TASK BRIEF:
Using the listing below, copy every line that mentions "การงานสอนว".

ITEMS:
· · ·
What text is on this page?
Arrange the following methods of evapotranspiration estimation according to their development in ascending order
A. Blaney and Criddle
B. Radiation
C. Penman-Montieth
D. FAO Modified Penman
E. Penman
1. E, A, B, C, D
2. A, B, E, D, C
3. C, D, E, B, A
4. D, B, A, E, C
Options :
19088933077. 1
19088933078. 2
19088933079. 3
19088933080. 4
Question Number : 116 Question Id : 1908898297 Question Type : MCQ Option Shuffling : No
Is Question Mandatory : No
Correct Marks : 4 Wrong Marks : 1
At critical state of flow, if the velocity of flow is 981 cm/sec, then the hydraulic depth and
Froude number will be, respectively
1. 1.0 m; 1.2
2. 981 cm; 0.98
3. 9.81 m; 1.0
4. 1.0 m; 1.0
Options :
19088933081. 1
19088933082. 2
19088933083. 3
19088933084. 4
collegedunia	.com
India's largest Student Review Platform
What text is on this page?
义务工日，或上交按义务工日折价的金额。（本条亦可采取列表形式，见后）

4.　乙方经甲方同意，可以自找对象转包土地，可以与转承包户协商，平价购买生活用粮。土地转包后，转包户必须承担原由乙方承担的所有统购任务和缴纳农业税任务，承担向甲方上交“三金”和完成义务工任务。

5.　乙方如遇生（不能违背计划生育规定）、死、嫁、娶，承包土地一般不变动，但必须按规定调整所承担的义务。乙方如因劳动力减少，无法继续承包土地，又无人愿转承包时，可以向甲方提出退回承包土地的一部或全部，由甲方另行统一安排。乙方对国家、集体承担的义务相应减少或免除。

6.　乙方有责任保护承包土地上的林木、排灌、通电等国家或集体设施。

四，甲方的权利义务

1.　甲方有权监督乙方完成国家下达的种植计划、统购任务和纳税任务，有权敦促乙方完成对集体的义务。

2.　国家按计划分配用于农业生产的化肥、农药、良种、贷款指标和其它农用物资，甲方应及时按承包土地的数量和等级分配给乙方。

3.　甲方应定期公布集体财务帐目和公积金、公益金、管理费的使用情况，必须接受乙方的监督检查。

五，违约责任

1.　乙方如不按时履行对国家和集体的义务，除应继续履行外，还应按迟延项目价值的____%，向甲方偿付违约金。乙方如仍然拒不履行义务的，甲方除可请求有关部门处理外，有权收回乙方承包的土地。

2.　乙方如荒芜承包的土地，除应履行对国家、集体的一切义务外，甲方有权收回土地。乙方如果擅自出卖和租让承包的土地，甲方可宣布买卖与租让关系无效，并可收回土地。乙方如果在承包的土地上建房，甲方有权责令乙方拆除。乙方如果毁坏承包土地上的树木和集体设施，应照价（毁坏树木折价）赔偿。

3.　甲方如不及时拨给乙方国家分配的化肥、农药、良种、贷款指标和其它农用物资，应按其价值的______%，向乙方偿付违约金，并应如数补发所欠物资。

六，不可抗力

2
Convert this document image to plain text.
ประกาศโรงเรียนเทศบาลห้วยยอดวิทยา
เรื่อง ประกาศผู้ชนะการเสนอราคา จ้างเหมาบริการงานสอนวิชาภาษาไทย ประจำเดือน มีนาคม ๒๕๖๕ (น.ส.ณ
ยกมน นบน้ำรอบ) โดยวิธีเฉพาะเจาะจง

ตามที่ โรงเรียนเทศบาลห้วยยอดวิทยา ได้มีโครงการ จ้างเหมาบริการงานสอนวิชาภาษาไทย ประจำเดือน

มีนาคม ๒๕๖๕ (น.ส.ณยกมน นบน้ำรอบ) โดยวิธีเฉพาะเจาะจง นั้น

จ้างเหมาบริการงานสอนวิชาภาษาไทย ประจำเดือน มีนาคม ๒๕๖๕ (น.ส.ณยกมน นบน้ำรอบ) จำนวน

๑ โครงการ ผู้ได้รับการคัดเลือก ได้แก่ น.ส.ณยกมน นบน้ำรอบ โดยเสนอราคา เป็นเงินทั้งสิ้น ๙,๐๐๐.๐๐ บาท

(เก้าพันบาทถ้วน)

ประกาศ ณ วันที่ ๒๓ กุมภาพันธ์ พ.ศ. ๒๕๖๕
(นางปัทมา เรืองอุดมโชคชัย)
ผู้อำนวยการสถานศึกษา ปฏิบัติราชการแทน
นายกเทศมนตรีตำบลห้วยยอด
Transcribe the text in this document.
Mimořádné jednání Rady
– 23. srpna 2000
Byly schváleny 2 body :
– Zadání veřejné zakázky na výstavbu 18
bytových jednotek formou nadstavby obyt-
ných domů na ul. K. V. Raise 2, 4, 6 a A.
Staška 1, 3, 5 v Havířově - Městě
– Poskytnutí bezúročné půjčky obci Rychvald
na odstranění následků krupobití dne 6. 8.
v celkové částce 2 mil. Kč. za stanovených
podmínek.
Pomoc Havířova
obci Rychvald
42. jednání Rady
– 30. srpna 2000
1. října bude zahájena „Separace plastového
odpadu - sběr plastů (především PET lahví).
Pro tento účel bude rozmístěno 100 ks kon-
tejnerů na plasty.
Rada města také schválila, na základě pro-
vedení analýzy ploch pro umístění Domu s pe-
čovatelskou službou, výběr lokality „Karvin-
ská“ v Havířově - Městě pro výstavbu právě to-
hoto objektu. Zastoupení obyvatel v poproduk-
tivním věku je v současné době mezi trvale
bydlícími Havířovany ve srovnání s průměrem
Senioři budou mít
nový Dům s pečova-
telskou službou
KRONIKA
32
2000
· · ·
WRITTEN RESPONSE:
เรื่อง ประกาศผู้ชนะการเสนอราคา จ้างเหมาบริการงานสอนวิชาภาษาไทย ประจำเดือน มีนาคม ๒๕๖๕ (น.ส.ณ
ตามที่ โรงเรียนเทศบาลห้วยยอดวิทยา ได้มีโครงการ จ้างเหมาบริการงานสอนวิชาภาษาไทย ประจำเดือน
จ้างเหมาบริการงานสอนวิชาภาษาไทย ประจำเดือน มีนาคม ๒๕๖๕ (น.ส.ณยกมน นบน้ำรอบ) จำนวน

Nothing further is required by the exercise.